- [Record list]
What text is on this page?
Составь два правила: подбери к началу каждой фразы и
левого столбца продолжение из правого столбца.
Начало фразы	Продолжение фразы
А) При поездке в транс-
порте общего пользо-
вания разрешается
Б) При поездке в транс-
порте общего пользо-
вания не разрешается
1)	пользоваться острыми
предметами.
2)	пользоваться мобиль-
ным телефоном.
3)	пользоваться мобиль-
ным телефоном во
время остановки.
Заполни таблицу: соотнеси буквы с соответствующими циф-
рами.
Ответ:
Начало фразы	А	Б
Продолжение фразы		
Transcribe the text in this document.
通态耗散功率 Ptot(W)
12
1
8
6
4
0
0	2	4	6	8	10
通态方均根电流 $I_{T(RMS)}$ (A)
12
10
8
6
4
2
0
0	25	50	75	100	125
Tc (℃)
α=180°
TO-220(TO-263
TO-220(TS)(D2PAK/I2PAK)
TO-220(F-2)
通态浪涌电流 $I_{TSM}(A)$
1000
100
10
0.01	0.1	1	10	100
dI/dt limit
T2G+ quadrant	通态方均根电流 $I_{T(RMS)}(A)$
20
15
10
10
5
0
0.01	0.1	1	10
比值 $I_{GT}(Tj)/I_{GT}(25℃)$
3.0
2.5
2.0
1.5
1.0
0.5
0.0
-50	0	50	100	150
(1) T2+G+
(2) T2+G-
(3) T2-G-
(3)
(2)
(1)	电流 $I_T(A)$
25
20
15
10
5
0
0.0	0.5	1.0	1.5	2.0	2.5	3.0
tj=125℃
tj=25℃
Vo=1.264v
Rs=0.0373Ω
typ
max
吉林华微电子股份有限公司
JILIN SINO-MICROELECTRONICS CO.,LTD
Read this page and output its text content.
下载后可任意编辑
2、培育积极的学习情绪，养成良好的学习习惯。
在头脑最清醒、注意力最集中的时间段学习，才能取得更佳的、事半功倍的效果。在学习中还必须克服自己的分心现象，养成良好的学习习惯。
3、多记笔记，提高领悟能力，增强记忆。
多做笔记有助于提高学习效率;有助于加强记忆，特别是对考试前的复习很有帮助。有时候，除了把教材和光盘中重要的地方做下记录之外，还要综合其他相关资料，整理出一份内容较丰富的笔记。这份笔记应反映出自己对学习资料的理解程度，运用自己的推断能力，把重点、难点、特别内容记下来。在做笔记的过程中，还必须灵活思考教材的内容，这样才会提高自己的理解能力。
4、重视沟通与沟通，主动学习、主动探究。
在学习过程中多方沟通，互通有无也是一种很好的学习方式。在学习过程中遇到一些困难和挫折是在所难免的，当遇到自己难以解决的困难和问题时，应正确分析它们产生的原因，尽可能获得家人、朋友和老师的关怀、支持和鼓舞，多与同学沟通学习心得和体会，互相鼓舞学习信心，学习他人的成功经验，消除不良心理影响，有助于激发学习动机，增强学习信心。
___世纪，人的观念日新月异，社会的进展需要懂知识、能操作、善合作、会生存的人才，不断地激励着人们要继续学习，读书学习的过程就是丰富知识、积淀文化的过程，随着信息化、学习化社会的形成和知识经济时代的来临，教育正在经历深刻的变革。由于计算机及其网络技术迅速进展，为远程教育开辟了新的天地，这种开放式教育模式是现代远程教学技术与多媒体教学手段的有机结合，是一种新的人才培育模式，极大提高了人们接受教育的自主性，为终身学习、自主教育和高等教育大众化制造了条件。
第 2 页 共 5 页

- [What you should do]
Only the lines from the one containing "Read this page and output its text content." to the end of the data should be printed, exactly as they stand.

- [Expected answer]
Read this page and output its text content.
下载后可任意编辑
2、培育积极的学习情绪，养成良好的学习习惯。
在头脑最清醒、注意力最集中的时间段学习，才能取得更佳的、事半功倍的效果。在学习中还必须克服自己的分心现象，养成良好的学习习惯。
3、多记笔记，提高领悟能力，增强记忆。
多做笔记有助于提高学习效率;有助于加强记忆，特别是对考试前的复习很有帮助。有时候，除了把教材和光盘中重要的地方做下记录之外，还要综合其他相关资料，整理出一份内容较丰富的笔记。这份笔记应反映出自己对学习资料的理解程度，运用自己的推断能力，把重点、难点、特别内容记下来。在做笔记的过程中，还必须灵活思考教材的内容，这样才会提高自己的理解能力。
4、重视沟通与沟通，主动学习、主动探究。
在学习过程中多方沟通，互通有无也是一种很好的学习方式。在学习过程中遇到一些困难和挫折是在所难免的，当遇到自己难以解决的困难和问题时，应正确分析它们产生的原因，尽可能获得家人、朋友和老师的关怀、支持和鼓舞，多与同学沟通学习心得和体会，互相鼓舞学习信心，学习他人的成功经验，消除不良心理影响，有助于激发学习动机，增强学习信心。
___世纪，人的观念日新月异，社会的进展需要懂知识、能操作、善合作、会生存的人才，不断地激励着人们要继续学习，读书学习的过程就是丰富知识、积淀文化的过程，随着信息化、学习化社会的形成和知识经济时代的来临，教育正在经历深刻的变革。由于计算机及其网络技术迅速进展，为远程教育开辟了新的天地，这种开放式教育模式是现代远程教学技术与多媒体教学手段的有机结合，是一种新的人才培育模式，极大提高了人们接受教育的自主性，为终身学习、自主教育和高等教育大众化制造了条件。
第 2 页 共 5 页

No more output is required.